- _Work required_
The records below must be output exactly, without pictures.

- _Task inputs_
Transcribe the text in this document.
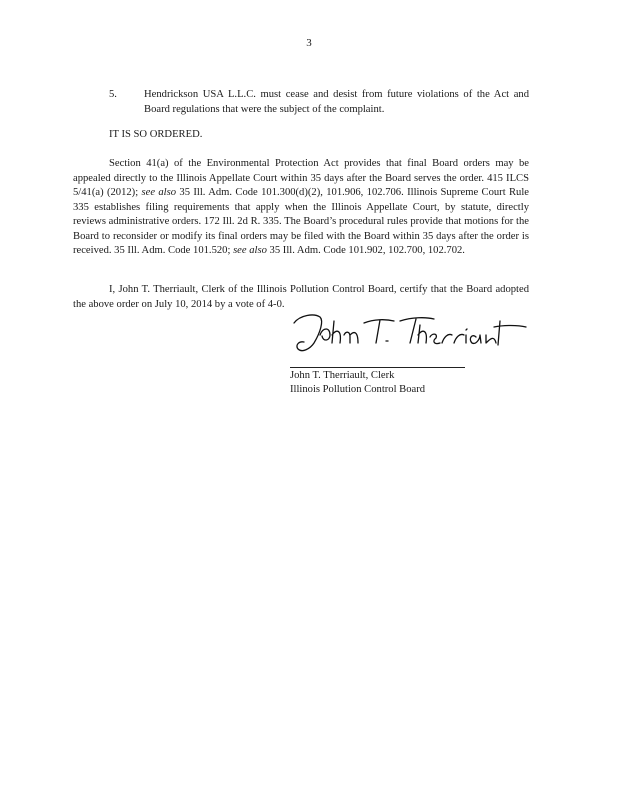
3
5.	Hendrickson USA L.L.C. must cease and desist from future violations of the Act and Board regulations that were the subject of the complaint.
IT IS SO ORDERED.
Section 41(a) of the Environmental Protection Act provides that final Board orders may be appealed directly to the Illinois Appellate Court within 35 days after the Board serves the order. 415 ILCS 5/41(a) (2012); see also 35 Ill. Adm. Code 101.300(d)(2), 101.906, 102.706. Illinois Supreme Court Rule 335 establishes filing requirements that apply when the Illinois Appellate Court, by statute, directly reviews administrative orders. 172 Ill. 2d R. 335. The Board’s procedural rules provide that motions for the Board to reconsider or modify its final orders may be filed with the Board within 35 days after the order is received. 35 Ill. Adm. Code 101.520; see also 35 Ill. Adm. Code 101.902, 102.700, 102.702.
I, John T. Therriault, Clerk of the Illinois Pollution Control Board, certify that the Board adopted the above order on July 10, 2014 by a vote of 4-0.
John T. Therriault, Clerk
Illinois Pollution Control Board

- _Task answer_
Transcribe the text in this document.
3
5.	Hendrickson USA L.L.C. must cease and desist from future violations of the Act and Board regulations that were the subject of the complaint.
IT IS SO ORDERED.
Section 41(a) of the Environmental Protection Act provides that final Board orders may be appealed directly to the Illinois Appellate Court within 35 days after the Board serves the order. 415 ILCS 5/41(a) (2012); see also 35 Ill. Adm. Code 101.300(d)(2), 101.906, 102.706. Illinois Supreme Court Rule 335 establishes filing requirements that apply when the Illinois Appellate Court, by statute, directly reviews administrative orders. 172 Ill. 2d R. 335. The Board’s procedural rules provide that motions for the Board to reconsider or modify its final orders may be filed with the Board within 35 days after the order is received. 35 Ill. Adm. Code 101.520; see also 35 Ill. Adm. Code 101.902, 102.700, 102.702.
I, John T. Therriault, Clerk of the Illinois Pollution Control Board, certify that the Board adopted the above order on July 10, 2014 by a vote of 4-0.
John T. Therriault, Clerk
Illinois Pollution Control Board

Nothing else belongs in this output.